### Written task
Every entry below must be repeated exactly; skip the pictures.

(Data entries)
▼
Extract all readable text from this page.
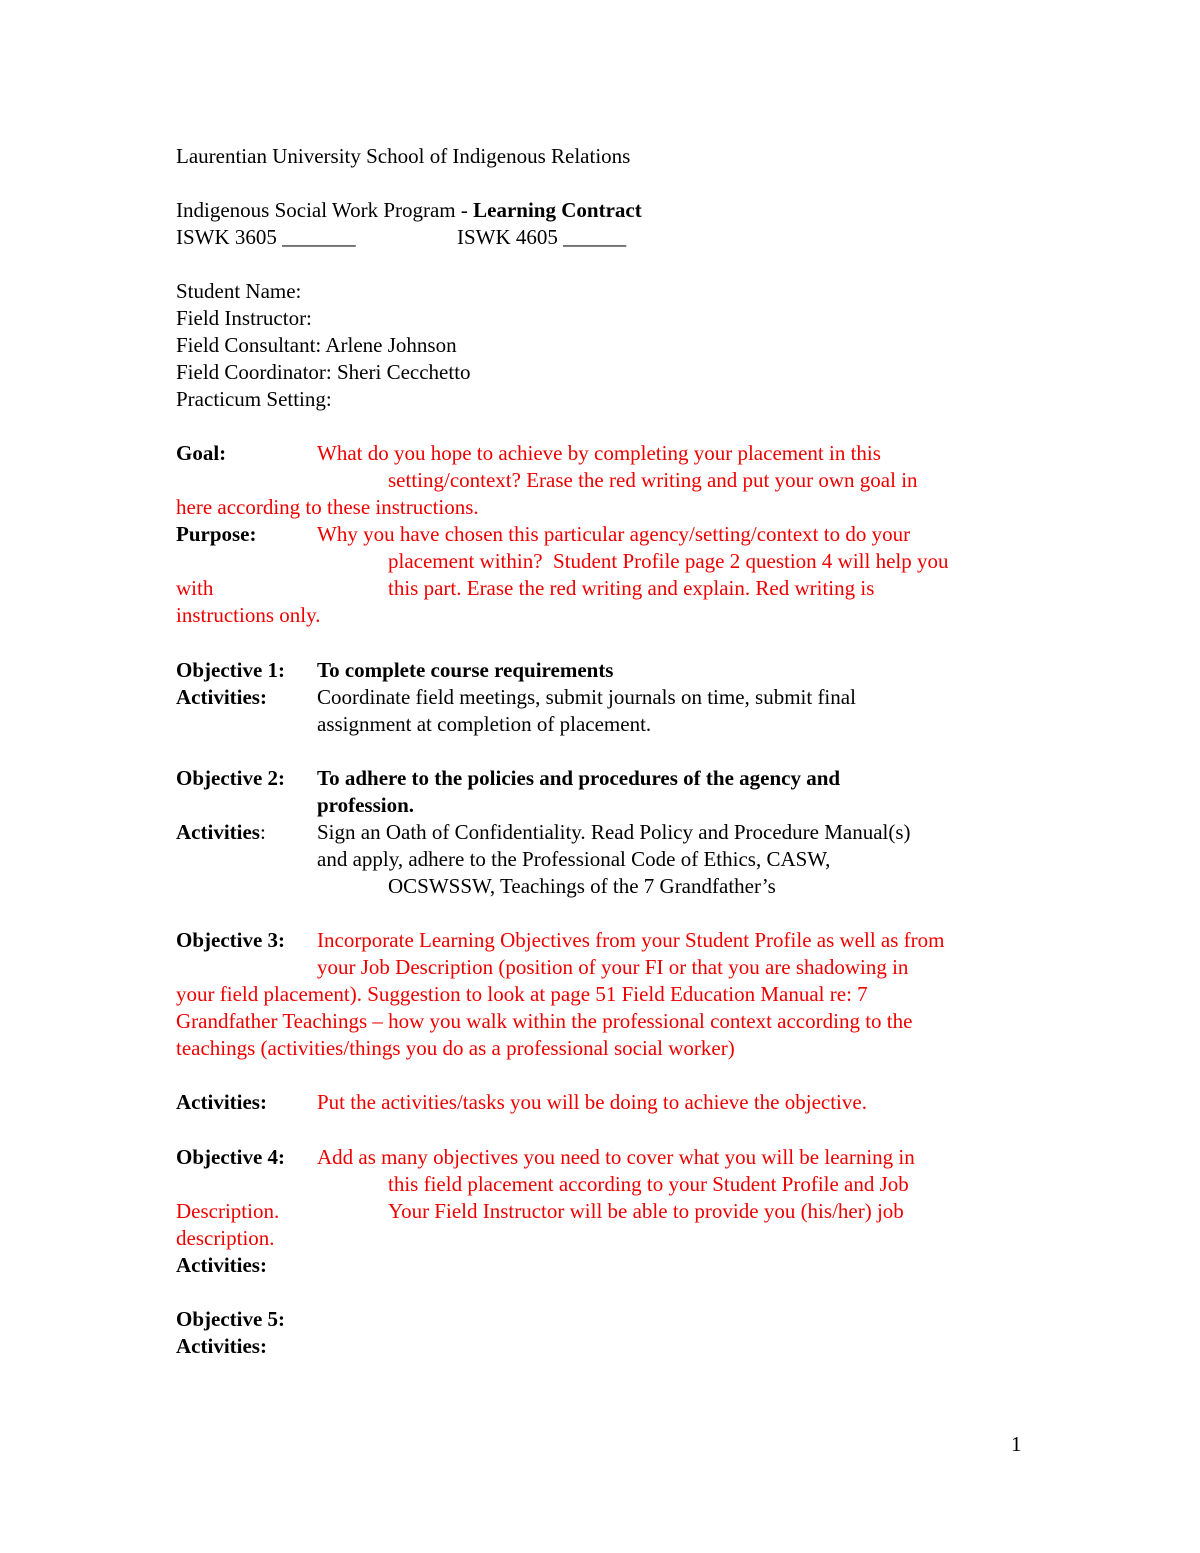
Laurentian University School of Indigenous Relations
Indigenous Social Work Program - Learning Contract
ISWK 3605 _______	ISWK 4605 ______
Student Name:
Field Instructor:
Field Consultant: Arlene Johnson
Field Coordinator: Sheri Cecchetto
Practicum Setting:
Goal:	What do you hope to achieve by completing your placement in this
setting/context? Erase the red writing and put your own goal in
here according to these instructions.
Purpose:	Why you have chosen this particular agency/setting/context to do your
placement within?  Student Profile page 2 question 4 will help you
with	this part. Erase the red writing and explain. Red writing is
instructions only.
Objective 1: To complete course requirements
Activities: Coordinate field meetings, submit journals on time, submit final
assignment at completion of placement.
Objective 2: To adhere to the policies and procedures of the agency and
profession.
Activities: Sign an Oath of Confidentiality. Read Policy and Procedure Manual(s)
and apply, adhere to the Professional Code of Ethics, CASW,
OCSWSSW, Teachings of the 7 Grandfather’s
Objective 3: Incorporate Learning Objectives from your Student Profile as well as from
your Job Description (position of your FI or that you are shadowing in
your field placement). Suggestion to look at page 51 Field Education Manual re: 7
Grandfather Teachings – how you walk within the professional context according to the
teachings (activities/things you do as a professional social worker)
Activities: Put the activities/tasks you will be doing to achieve the objective.
Objective 4: Add as many objectives you need to cover what you will be learning in
this field placement according to your Student Profile and Job
Description.	Your Field Instructor will be able to provide you (his/her) job
description.
Activities:
Objective 5:
Activities:
1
▲
### Full solution
Extract all readable text from this page.
Laurentian University School of Indigenous Relations
Indigenous Social Work Program - Learning Contract
ISWK 3605 _______	ISWK 4605 ______
Student Name:
Field Instructor:
Field Consultant: Arlene Johnson
Field Coordinator: Sheri Cecchetto
Practicum Setting:
Goal:	What do you hope to achieve by completing your placement in this
setting/context? Erase the red writing and put your own goal in
here according to these instructions.
Purpose:	Why you have chosen this particular agency/setting/context to do your
placement within?  Student Profile page 2 question 4 will help you
with	this part. Erase the red writing and explain. Red writing is
instructions only.
Objective 1: To complete course requirements
Activities: Coordinate field meetings, submit journals on time, submit final
assignment at completion of placement.
Objective 2: To adhere to the policies and procedures of the agency and
profession.
Activities: Sign an Oath of Confidentiality. Read Policy and Procedure Manual(s)
and apply, adhere to the Professional Code of Ethics, CASW,
OCSWSSW, Teachings of the 7 Grandfather’s
Objective 3: Incorporate Learning Objectives from your Student Profile as well as from
your Job Description (position of your FI or that you are shadowing in
your field placement). Suggestion to look at page 51 Field Education Manual re: 7
Grandfather Teachings – how you walk within the professional context according to the
teachings (activities/things you do as a professional social worker)
Activities: Put the activities/tasks you will be doing to achieve the objective.
Objective 4: Add as many objectives you need to cover what you will be learning in
this field placement according to your Student Profile and Job
Description.	Your Field Instructor will be able to provide you (his/her) job
description.
Activities:
Objective 5:
Activities:
1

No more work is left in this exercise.